:: Aim ::
Rewrite every line of the records below as one numbered list, skipping any blank lines. Leave the pictures out of your answer.

---------------

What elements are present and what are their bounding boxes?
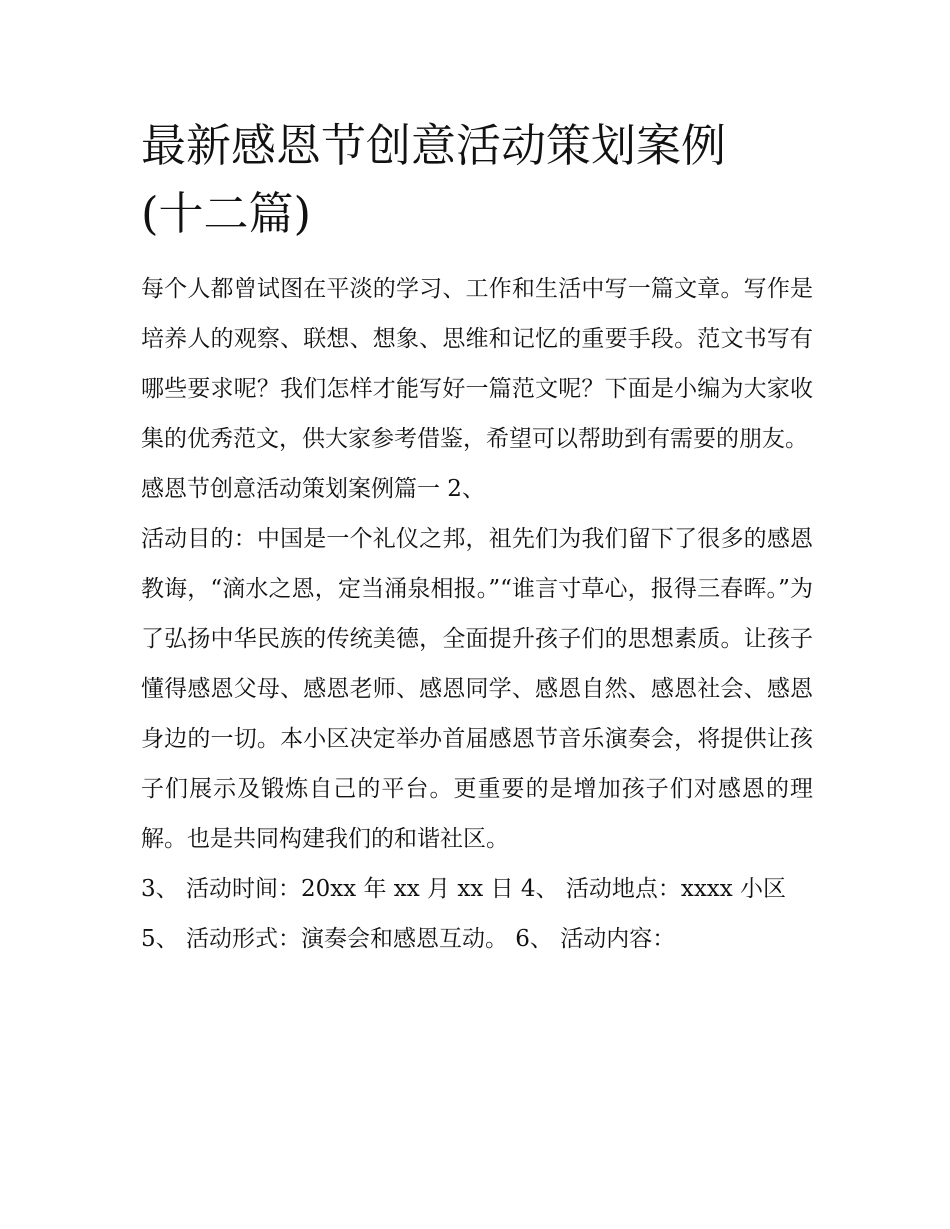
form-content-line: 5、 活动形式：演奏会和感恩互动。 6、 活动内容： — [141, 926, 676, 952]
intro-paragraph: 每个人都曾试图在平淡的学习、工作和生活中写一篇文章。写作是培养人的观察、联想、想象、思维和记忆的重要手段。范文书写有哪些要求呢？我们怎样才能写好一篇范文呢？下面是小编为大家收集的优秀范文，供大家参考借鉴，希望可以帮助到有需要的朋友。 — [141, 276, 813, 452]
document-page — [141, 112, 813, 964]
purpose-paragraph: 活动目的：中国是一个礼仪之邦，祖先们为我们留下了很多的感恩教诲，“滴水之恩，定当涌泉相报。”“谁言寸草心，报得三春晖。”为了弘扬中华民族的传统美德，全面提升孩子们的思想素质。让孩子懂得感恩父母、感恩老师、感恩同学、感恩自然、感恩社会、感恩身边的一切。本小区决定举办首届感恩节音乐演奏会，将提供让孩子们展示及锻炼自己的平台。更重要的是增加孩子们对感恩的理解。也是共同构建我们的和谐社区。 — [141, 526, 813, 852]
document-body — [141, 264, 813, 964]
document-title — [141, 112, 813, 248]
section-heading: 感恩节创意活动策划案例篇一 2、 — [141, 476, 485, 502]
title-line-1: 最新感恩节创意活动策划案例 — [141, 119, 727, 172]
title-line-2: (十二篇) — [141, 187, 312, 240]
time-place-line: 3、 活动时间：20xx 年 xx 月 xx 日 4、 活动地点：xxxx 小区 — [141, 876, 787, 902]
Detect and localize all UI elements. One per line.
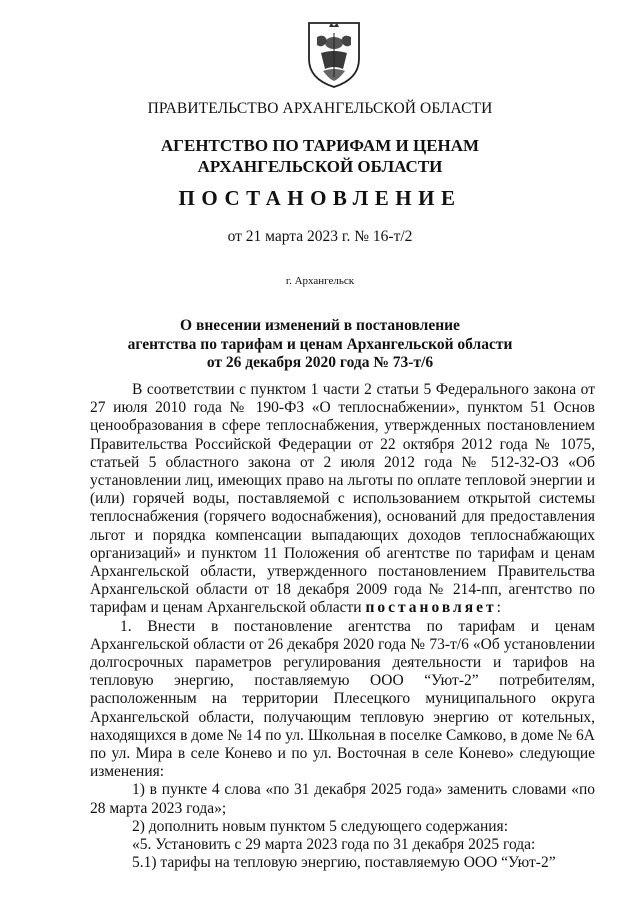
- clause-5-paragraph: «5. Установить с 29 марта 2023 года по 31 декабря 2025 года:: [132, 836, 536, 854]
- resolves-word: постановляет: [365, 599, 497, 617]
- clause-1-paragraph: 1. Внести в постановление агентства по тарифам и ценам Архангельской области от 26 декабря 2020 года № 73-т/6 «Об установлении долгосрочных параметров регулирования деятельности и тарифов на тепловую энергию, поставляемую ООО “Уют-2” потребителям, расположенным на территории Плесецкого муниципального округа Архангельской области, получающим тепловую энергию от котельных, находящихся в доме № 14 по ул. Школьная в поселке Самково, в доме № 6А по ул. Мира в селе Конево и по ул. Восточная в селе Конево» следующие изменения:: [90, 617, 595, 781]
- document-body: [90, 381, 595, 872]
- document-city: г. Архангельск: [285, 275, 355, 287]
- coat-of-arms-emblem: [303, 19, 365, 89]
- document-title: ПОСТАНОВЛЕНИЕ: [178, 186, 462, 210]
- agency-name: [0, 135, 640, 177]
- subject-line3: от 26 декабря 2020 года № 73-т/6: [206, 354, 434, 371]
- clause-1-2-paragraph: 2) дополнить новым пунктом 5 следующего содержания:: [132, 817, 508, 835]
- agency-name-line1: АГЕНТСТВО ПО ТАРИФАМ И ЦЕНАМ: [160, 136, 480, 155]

---------------

:: Answer below ::
1. What elements are present and what are their bounding boxes?
2. form-content-line: 5、 活动形式：演奏会和感恩互动。 6、 活动内容： — [141, 926, 676, 952]
3. intro-paragraph: 每个人都曾试图在平淡的学习、工作和生活中写一篇文章。写作是培养人的观察、联想、想象、思维和记忆的重要手段。范文书写有哪些要求呢？我们怎样才能写好一篇范文呢？下面是小编为大家收集的优秀范文，供大家参考借鉴，希望可以帮助到有需要的朋友。 — [141, 276, 813, 452]
4. document-page — [141, 112, 813, 964]
5. purpose-paragraph: 活动目的：中国是一个礼仪之邦，祖先们为我们留下了很多的感恩教诲，“滴水之恩，定当涌泉相报。”“谁言寸草心，报得三春晖。”为了弘扬中华民族的传统美德，全面提升孩子们的思想素质。让孩子懂得感恩父母、感恩老师、感恩同学、感恩自然、感恩社会、感恩身边的一切。本小区决定举办首届感恩节音乐演奏会，将提供让孩子们展示及锻炼自己的平台。更重要的是增加孩子们对感恩的理解。也是共同构建我们的和谐社区。 — [141, 526, 813, 852]
6. document-body — [141, 264, 813, 964]
7. document-title — [141, 112, 813, 248]
8. section-heading: 感恩节创意活动策划案例篇一 2、 — [141, 476, 485, 502]
9. title-line-1: 最新感恩节创意活动策划案例 — [141, 119, 727, 172]
10. title-line-2: (十二篇) — [141, 187, 312, 240]
11. time-place-line: 3、 活动时间：20xx 年 xx 月 xx 日 4、 活动地点：xxxx 小区 — [141, 876, 787, 902]
12. Detect and localize all UI elements. One per line.
13. - clause-5-paragraph: «5. Установить с 29 марта 2023 года по 31 декабря 2025 года:: [132, 836, 536, 854]
14. - resolves-word: постановляет: [365, 599, 497, 617]
15. - clause-1-paragraph: 1. Внести в постановление агентства по тарифам и ценам Архангельской области от 26 декабря 2020 года № 73-т/6 «Об установлении долгосрочных параметров регулирования деятельности и тарифов на тепловую энергию, поставляемую ООО “Уют-2” потребителям, расположенным на территории Плесецкого муниципального округа Архангельской области, получающим тепловую энергию от котельных, находящихся в доме № 14 по ул. Школьная в поселке Самково, в доме № 6А по ул. Мира в селе Конево и по ул. Восточная в селе Конево» следующие изменения:: [90, 617, 595, 781]
16. - document-body: [90, 381, 595, 872]
17. - document-city: г. Архангельск: [285, 275, 355, 287]
18. - coat-of-arms-emblem: [303, 19, 365, 89]
19. - document-title: ПОСТАНОВЛЕНИЕ: [178, 186, 462, 210]
20. - agency-name: [0, 135, 640, 177]
21. - subject-line3: от 26 декабря 2020 года № 73-т/6: [206, 354, 434, 371]
22. - clause-1-2-paragraph: 2) дополнить новым пунктом 5 следующего содержания:: [132, 817, 508, 835]
23. - agency-name-line1: АГЕНТСТВО ПО ТАРИФАМ И ЦЕНАМ: [160, 136, 480, 155]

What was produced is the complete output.